§ DATA SUPPLIED
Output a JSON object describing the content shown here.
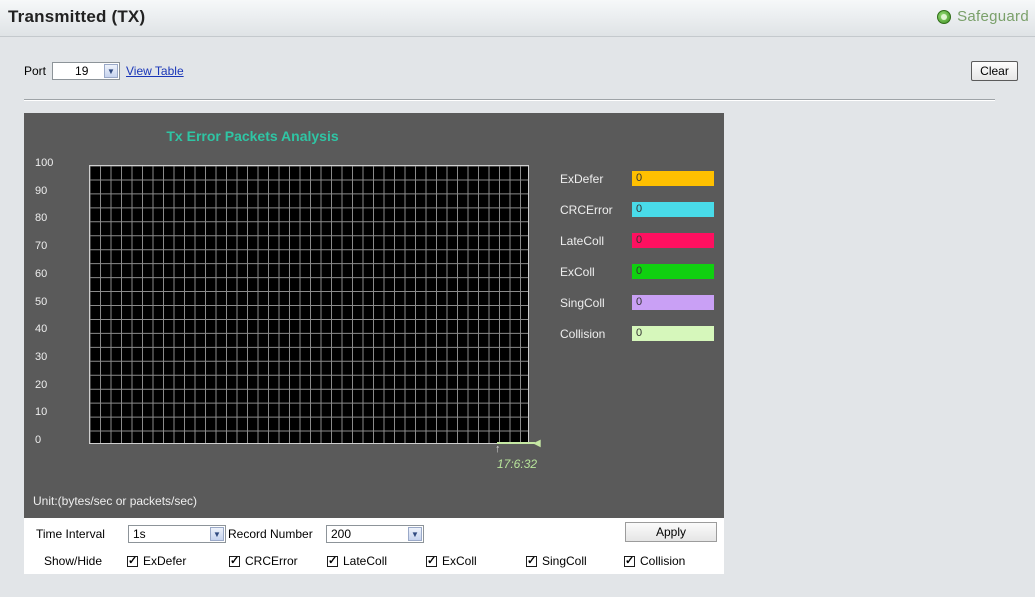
{
  "header": {
    "title": "Transmitted (TX)",
    "brand": "Safeguard"
  },
  "toolbar": {
    "port_label": "Port",
    "port_value": "19",
    "view_table": "View Table",
    "clear_label": "Clear"
  },
  "chart_data": {
    "type": "line",
    "title": "Tx Error Packets Analysis",
    "ylim": [
      0,
      100
    ],
    "y_ticks": [
      "100",
      "90",
      "80",
      "70",
      "60",
      "50",
      "40",
      "30",
      "20",
      "10",
      "0"
    ],
    "x_tick": "17:6:32",
    "grid": true,
    "series": [
      {
        "name": "ExDefer",
        "value": 0,
        "color": "#ffc000"
      },
      {
        "name": "CRCError",
        "value": 0,
        "color": "#49dbe9"
      },
      {
        "name": "LateColl",
        "value": 0,
        "color": "#ff1060"
      },
      {
        "name": "ExColl",
        "value": 0,
        "color": "#10d010"
      },
      {
        "name": "SingColl",
        "value": 0,
        "color": "#c9a0f5"
      },
      {
        "name": "Collision",
        "value": 0,
        "color": "#d6f7bb"
      }
    ],
    "unit": "Unit:(bytes/sec or packets/sec)"
  },
  "controls": {
    "time_interval_label": "Time Interval",
    "time_interval_value": "1s",
    "record_number_label": "Record Number",
    "record_number_value": "200",
    "apply_label": "Apply",
    "show_hide_label": "Show/Hide",
    "checkboxes": [
      {
        "label": "ExDefer",
        "checked": true
      },
      {
        "label": "CRCError",
        "checked": true
      },
      {
        "label": "LateColl",
        "checked": true
      },
      {
        "label": "ExColl",
        "checked": true
      },
      {
        "label": "SingColl",
        "checked": true
      },
      {
        "label": "Collision",
        "checked": true
      }
    ]
  }
}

§ WRITTEN EXERCISE
Quote every record above exactly, leaving out the pictures.

§ RESULT FOR THIS TASK
Output a JSON object describing the content shown here.
{
  "header": {
    "title": "Transmitted (TX)",
    "brand": "Safeguard"
  },
  "toolbar": {
    "port_label": "Port",
    "port_value": "19",
    "view_table": "View Table",
    "clear_label": "Clear"
  },
  "chart_data": {
    "type": "line",
    "title": "Tx Error Packets Analysis",
    "ylim": [
      0,
      100
    ],
    "y_ticks": [
      "100",
      "90",
      "80",
      "70",
      "60",
      "50",
      "40",
      "30",
      "20",
      "10",
      "0"
    ],
    "x_tick": "17:6:32",
    "grid": true,
    "series": [
      {
        "name": "ExDefer",
        "value": 0,
        "color": "#ffc000"
      },
      {
        "name": "CRCError",
        "value": 0,
        "color": "#49dbe9"
      },
      {
        "name": "LateColl",
        "value": 0,
        "color": "#ff1060"
      },
      {
        "name": "ExColl",
        "value": 0,
        "color": "#10d010"
      },
      {
        "name": "SingColl",
        "value": 0,
        "color": "#c9a0f5"
      },
      {
        "name": "Collision",
        "value": 0,
        "color": "#d6f7bb"
      }
    ],
    "unit": "Unit:(bytes/sec or packets/sec)"
  },
  "controls": {
    "time_interval_label": "Time Interval",
    "time_interval_value": "1s",
    "record_number_label": "Record Number",
    "record_number_value": "200",
    "apply_label": "Apply",
    "show_hide_label": "Show/Hide",
    "checkboxes": [
      {
        "label": "ExDefer",
        "checked": true
      },
      {
        "label": "CRCError",
        "checked": true
      },
      {
        "label": "LateColl",
        "checked": true
      },
      {
        "label": "ExColl",
        "checked": true
      },
      {
        "label": "SingColl",
        "checked": true
      },
      {
        "label": "Collision",
        "checked": true
      }
    ]
  }
}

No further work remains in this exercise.